(Dataset listings of figures)
-- begin --

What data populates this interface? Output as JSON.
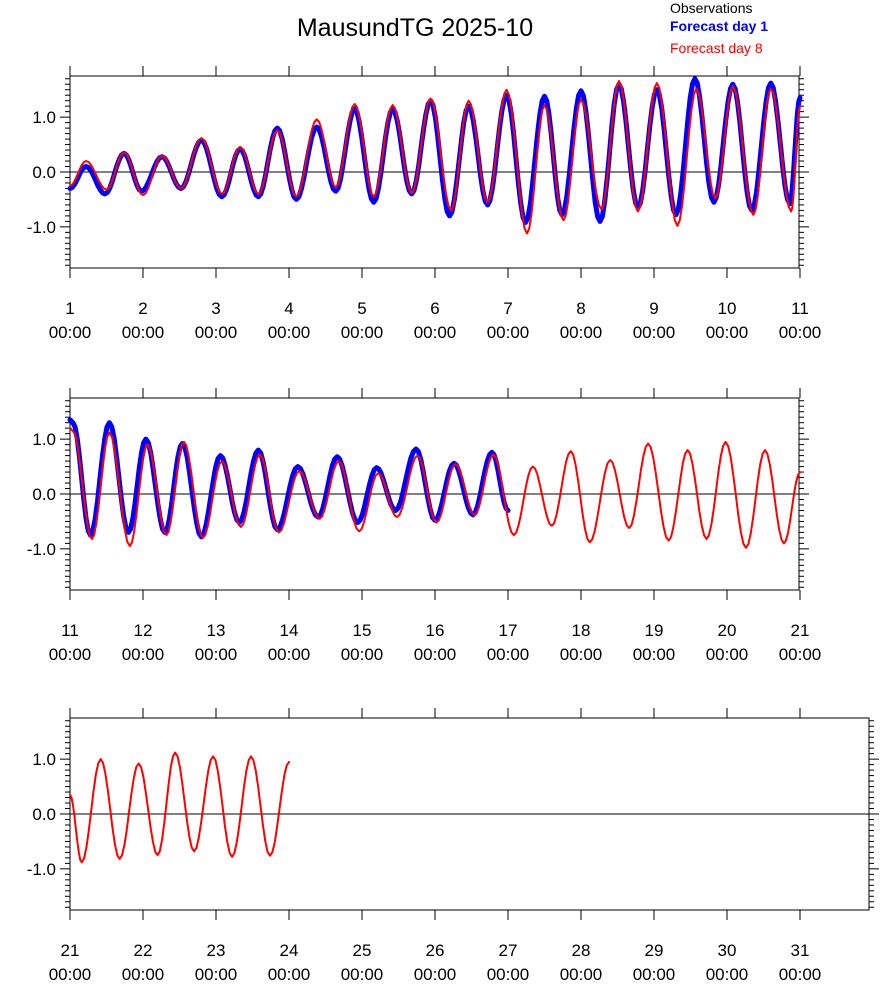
{
  "chart_data": {
    "type": "line",
    "title": "MausundTG 2025-10",
    "legend": {
      "placement": "top-right",
      "entries": [
        {
          "name": "Observations",
          "color": "#000000",
          "bold": false
        },
        {
          "name": "Forecast day 1",
          "color": "#0000ff",
          "bold": true
        },
        {
          "name": "Forecast day 8",
          "color": "#ff0000",
          "bold": false
        }
      ]
    },
    "ylim": [
      -1.75,
      1.75
    ],
    "yticks": [
      -1.0,
      0.0,
      1.0
    ],
    "ytick_labels": [
      "-1.0",
      "0.0",
      "1.0"
    ],
    "zero_line": true,
    "series_colors": {
      "forecast_day_1": "#0000ff",
      "forecast_day_8": "#ff0000"
    },
    "panels": [
      {
        "xlim": [
          1,
          11
        ],
        "xtick_labels": [
          [
            "1",
            "00:00"
          ],
          [
            "2",
            "00:00"
          ],
          [
            "3",
            "00:00"
          ],
          [
            "4",
            "00:00"
          ],
          [
            "5",
            "00:00"
          ],
          [
            "6",
            "00:00"
          ],
          [
            "7",
            "00:00"
          ],
          [
            "8",
            "00:00"
          ],
          [
            "9",
            "00:00"
          ],
          [
            "10",
            "00:00"
          ],
          [
            "11",
            "00:00"
          ]
        ],
        "forecast_day_1": {
          "x_start": 1.0,
          "x_end": 11.0,
          "peaks": [
            [
              1.0,
              -0.3
            ],
            [
              1.22,
              0.1
            ],
            [
              1.48,
              -0.4
            ],
            [
              1.74,
              0.34
            ],
            [
              1.98,
              -0.35
            ],
            [
              2.26,
              0.28
            ],
            [
              2.52,
              -0.3
            ],
            [
              2.8,
              0.58
            ],
            [
              3.08,
              -0.45
            ],
            [
              3.33,
              0.42
            ],
            [
              3.58,
              -0.45
            ],
            [
              3.84,
              0.8
            ],
            [
              4.1,
              -0.5
            ],
            [
              4.38,
              0.82
            ],
            [
              4.64,
              -0.35
            ],
            [
              4.9,
              1.15
            ],
            [
              5.16,
              -0.55
            ],
            [
              5.42,
              1.15
            ],
            [
              5.68,
              -0.4
            ],
            [
              5.94,
              1.3
            ],
            [
              6.2,
              -0.8
            ],
            [
              6.46,
              1.2
            ],
            [
              6.72,
              -0.6
            ],
            [
              6.98,
              1.4
            ],
            [
              7.24,
              -0.92
            ],
            [
              7.5,
              1.38
            ],
            [
              7.74,
              -0.78
            ],
            [
              8.0,
              1.48
            ],
            [
              8.26,
              -0.9
            ],
            [
              8.52,
              1.6
            ],
            [
              8.78,
              -0.65
            ],
            [
              9.04,
              1.5
            ],
            [
              9.3,
              -0.78
            ],
            [
              9.56,
              1.7
            ],
            [
              9.82,
              -0.55
            ],
            [
              10.08,
              1.6
            ],
            [
              10.34,
              -0.7
            ],
            [
              10.6,
              1.62
            ],
            [
              10.86,
              -0.58
            ],
            [
              11.0,
              1.35
            ]
          ]
        },
        "forecast_day_8": {
          "x_start": 1.0,
          "x_end": 11.0,
          "peaks": [
            [
              1.0,
              -0.25
            ],
            [
              1.22,
              0.2
            ],
            [
              1.5,
              -0.32
            ],
            [
              1.74,
              0.36
            ],
            [
              2.0,
              -0.42
            ],
            [
              2.26,
              0.3
            ],
            [
              2.52,
              -0.3
            ],
            [
              2.8,
              0.62
            ],
            [
              3.08,
              -0.4
            ],
            [
              3.33,
              0.46
            ],
            [
              3.58,
              -0.4
            ],
            [
              3.84,
              0.76
            ],
            [
              4.1,
              -0.45
            ],
            [
              4.38,
              0.96
            ],
            [
              4.64,
              -0.28
            ],
            [
              4.9,
              1.24
            ],
            [
              5.16,
              -0.45
            ],
            [
              5.42,
              1.22
            ],
            [
              5.68,
              -0.38
            ],
            [
              5.94,
              1.34
            ],
            [
              6.22,
              -0.7
            ],
            [
              6.46,
              1.3
            ],
            [
              6.72,
              -0.55
            ],
            [
              6.98,
              1.5
            ],
            [
              7.26,
              -1.12
            ],
            [
              7.5,
              1.22
            ],
            [
              7.76,
              -0.88
            ],
            [
              8.0,
              1.32
            ],
            [
              8.28,
              -0.68
            ],
            [
              8.52,
              1.66
            ],
            [
              8.78,
              -0.72
            ],
            [
              9.04,
              1.62
            ],
            [
              9.32,
              -0.98
            ],
            [
              9.58,
              1.52
            ],
            [
              9.84,
              -0.48
            ],
            [
              10.08,
              1.56
            ],
            [
              10.36,
              -0.78
            ],
            [
              10.6,
              1.52
            ],
            [
              10.88,
              -0.72
            ],
            [
              11.0,
              1.2
            ]
          ]
        }
      },
      {
        "xlim": [
          11,
          21
        ],
        "xtick_labels": [
          [
            "11",
            "00:00"
          ],
          [
            "12",
            "00:00"
          ],
          [
            "13",
            "00:00"
          ],
          [
            "14",
            "00:00"
          ],
          [
            "15",
            "00:00"
          ],
          [
            "16",
            "00:00"
          ],
          [
            "17",
            "00:00"
          ],
          [
            "18",
            "00:00"
          ],
          [
            "19",
            "00:00"
          ],
          [
            "20",
            "00:00"
          ],
          [
            "21",
            "00:00"
          ]
        ],
        "forecast_day_1": {
          "x_start": 11.0,
          "x_end": 17.0,
          "peaks": [
            [
              11.0,
              1.35
            ],
            [
              11.04,
              1.3
            ],
            [
              11.28,
              -0.75
            ],
            [
              11.54,
              1.3
            ],
            [
              11.8,
              -0.7
            ],
            [
              12.04,
              1.0
            ],
            [
              12.3,
              -0.7
            ],
            [
              12.54,
              0.92
            ],
            [
              12.8,
              -0.78
            ],
            [
              13.06,
              0.7
            ],
            [
              13.32,
              -0.52
            ],
            [
              13.58,
              0.8
            ],
            [
              13.84,
              -0.65
            ],
            [
              14.12,
              0.5
            ],
            [
              14.4,
              -0.42
            ],
            [
              14.66,
              0.68
            ],
            [
              14.94,
              -0.52
            ],
            [
              15.2,
              0.48
            ],
            [
              15.46,
              -0.3
            ],
            [
              15.74,
              0.82
            ],
            [
              16.0,
              -0.48
            ],
            [
              16.26,
              0.56
            ],
            [
              16.52,
              -0.38
            ],
            [
              16.78,
              0.76
            ],
            [
              17.0,
              -0.3
            ]
          ]
        },
        "forecast_day_8": {
          "x_start": 11.0,
          "x_end": 21.0,
          "peaks": [
            [
              11.0,
              1.2
            ],
            [
              11.04,
              1.15
            ],
            [
              11.3,
              -0.82
            ],
            [
              11.54,
              1.12
            ],
            [
              11.82,
              -0.95
            ],
            [
              12.06,
              0.9
            ],
            [
              12.32,
              -0.75
            ],
            [
              12.56,
              0.95
            ],
            [
              12.82,
              -0.8
            ],
            [
              13.08,
              0.6
            ],
            [
              13.34,
              -0.6
            ],
            [
              13.6,
              0.72
            ],
            [
              13.86,
              -0.7
            ],
            [
              14.14,
              0.42
            ],
            [
              14.42,
              -0.45
            ],
            [
              14.68,
              0.6
            ],
            [
              14.96,
              -0.68
            ],
            [
              15.22,
              0.38
            ],
            [
              15.48,
              -0.42
            ],
            [
              15.76,
              0.7
            ],
            [
              16.02,
              -0.52
            ],
            [
              16.28,
              0.55
            ],
            [
              16.54,
              -0.38
            ],
            [
              16.8,
              0.72
            ],
            [
              17.08,
              -0.75
            ],
            [
              17.34,
              0.5
            ],
            [
              17.6,
              -0.58
            ],
            [
              17.86,
              0.78
            ],
            [
              18.12,
              -0.88
            ],
            [
              18.4,
              0.62
            ],
            [
              18.66,
              -0.62
            ],
            [
              18.92,
              0.92
            ],
            [
              19.2,
              -0.85
            ],
            [
              19.46,
              0.8
            ],
            [
              19.72,
              -0.82
            ],
            [
              19.98,
              0.95
            ],
            [
              20.26,
              -0.98
            ],
            [
              20.52,
              0.8
            ],
            [
              20.78,
              -0.9
            ],
            [
              21.0,
              0.4
            ]
          ]
        }
      },
      {
        "xlim": [
          21,
          31
        ],
        "xtick_labels": [
          [
            "21",
            "00:00"
          ],
          [
            "22",
            "00:00"
          ],
          [
            "23",
            "00:00"
          ],
          [
            "24",
            "00:00"
          ],
          [
            "25",
            "00:00"
          ],
          [
            "26",
            "00:00"
          ],
          [
            "27",
            "00:00"
          ],
          [
            "28",
            "00:00"
          ],
          [
            "29",
            "00:00"
          ],
          [
            "30",
            "00:00"
          ],
          [
            "31",
            "00:00"
          ]
        ],
        "forecast_day_8": {
          "x_start": 21.0,
          "x_end": 24.0,
          "peaks": [
            [
              21.0,
              0.35
            ],
            [
              21.16,
              -0.88
            ],
            [
              21.42,
              1.0
            ],
            [
              21.68,
              -0.82
            ],
            [
              21.94,
              0.92
            ],
            [
              22.2,
              -0.75
            ],
            [
              22.44,
              1.12
            ],
            [
              22.7,
              -0.68
            ],
            [
              22.96,
              1.05
            ],
            [
              23.22,
              -0.78
            ],
            [
              23.48,
              1.05
            ],
            [
              23.74,
              -0.76
            ],
            [
              24.0,
              0.95
            ]
          ]
        }
      }
    ]
  }
}
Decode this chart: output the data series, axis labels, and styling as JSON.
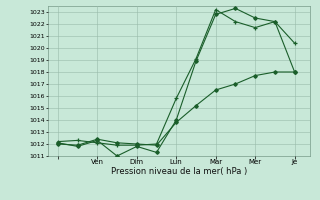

-- end --

Instruction ▸
Every line holding "name" should be copied out.

Correct response ▸
          "name": "Observations",
          "name": "Forecast day 1",
          "name": "Forecast day 8",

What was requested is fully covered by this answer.